GIVEN INSTRUCTION
Exclude all pictures, then copy each of the records exactly as written.

-----

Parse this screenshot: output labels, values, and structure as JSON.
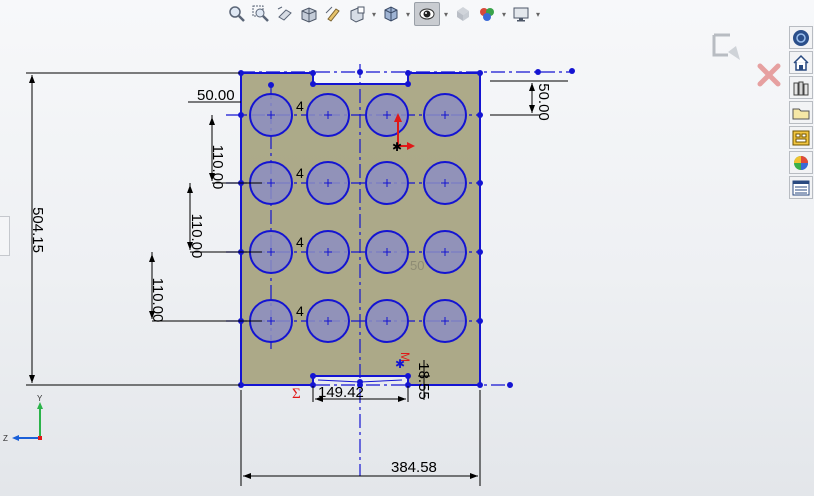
{
  "toolbar": {
    "icons": [
      "zoom-to-fit-icon",
      "zoom-to-area-icon",
      "previous-view-icon",
      "section-view-icon",
      "dynamic-annotation-icon",
      "view-orientation-icon",
      "display-style-icon",
      "hide-show-items-icon",
      "edit-appearance-icon",
      "apply-scene-icon",
      "view-settings-icon"
    ]
  },
  "taskpane": {
    "icons": [
      "solidworks-resources-icon",
      "home-icon",
      "design-library-icon",
      "file-explorer-icon",
      "view-palette-icon",
      "appearances-icon",
      "custom-properties-icon"
    ]
  },
  "sketch": {
    "dimensions": {
      "overall_height": "504.15",
      "overall_width": "384.58",
      "left_offset": "50.00",
      "top_offset": "50.00",
      "row_spacing_1": "110.00",
      "row_spacing_2": "110.00",
      "row_spacing_3": "110.00",
      "slot_width": "149.42",
      "slot_depth": "18.55",
      "hidden_dim": "50"
    },
    "instance_count_label": "4",
    "relation_sigma": "Σ",
    "relation_midpoint": "M",
    "colors": {
      "plate_fill": "#a6a37f",
      "sketch_line": "#1414d2",
      "hole_fill": "#8c8ec2",
      "dimension": "#000000"
    }
  },
  "triad": {
    "y": "Y",
    "z": "Z"
  }
}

-----

RESULT BELOW
Parse this screenshot: output labels, values, and structure as JSON.
{
  "toolbar": {
    "icons": [
      "zoom-to-fit-icon",
      "zoom-to-area-icon",
      "previous-view-icon",
      "section-view-icon",
      "dynamic-annotation-icon",
      "view-orientation-icon",
      "display-style-icon",
      "hide-show-items-icon",
      "edit-appearance-icon",
      "apply-scene-icon",
      "view-settings-icon"
    ]
  },
  "taskpane": {
    "icons": [
      "solidworks-resources-icon",
      "home-icon",
      "design-library-icon",
      "file-explorer-icon",
      "view-palette-icon",
      "appearances-icon",
      "custom-properties-icon"
    ]
  },
  "sketch": {
    "dimensions": {
      "overall_height": "504.15",
      "overall_width": "384.58",
      "left_offset": "50.00",
      "top_offset": "50.00",
      "row_spacing_1": "110.00",
      "row_spacing_2": "110.00",
      "row_spacing_3": "110.00",
      "slot_width": "149.42",
      "slot_depth": "18.55",
      "hidden_dim": "50"
    },
    "instance_count_label": "4",
    "relation_sigma": "Σ",
    "relation_midpoint": "M",
    "colors": {
      "plate_fill": "#a6a37f",
      "sketch_line": "#1414d2",
      "hole_fill": "#8c8ec2",
      "dimension": "#000000"
    }
  },
  "triad": {
    "y": "Y",
    "z": "Z"
  }
}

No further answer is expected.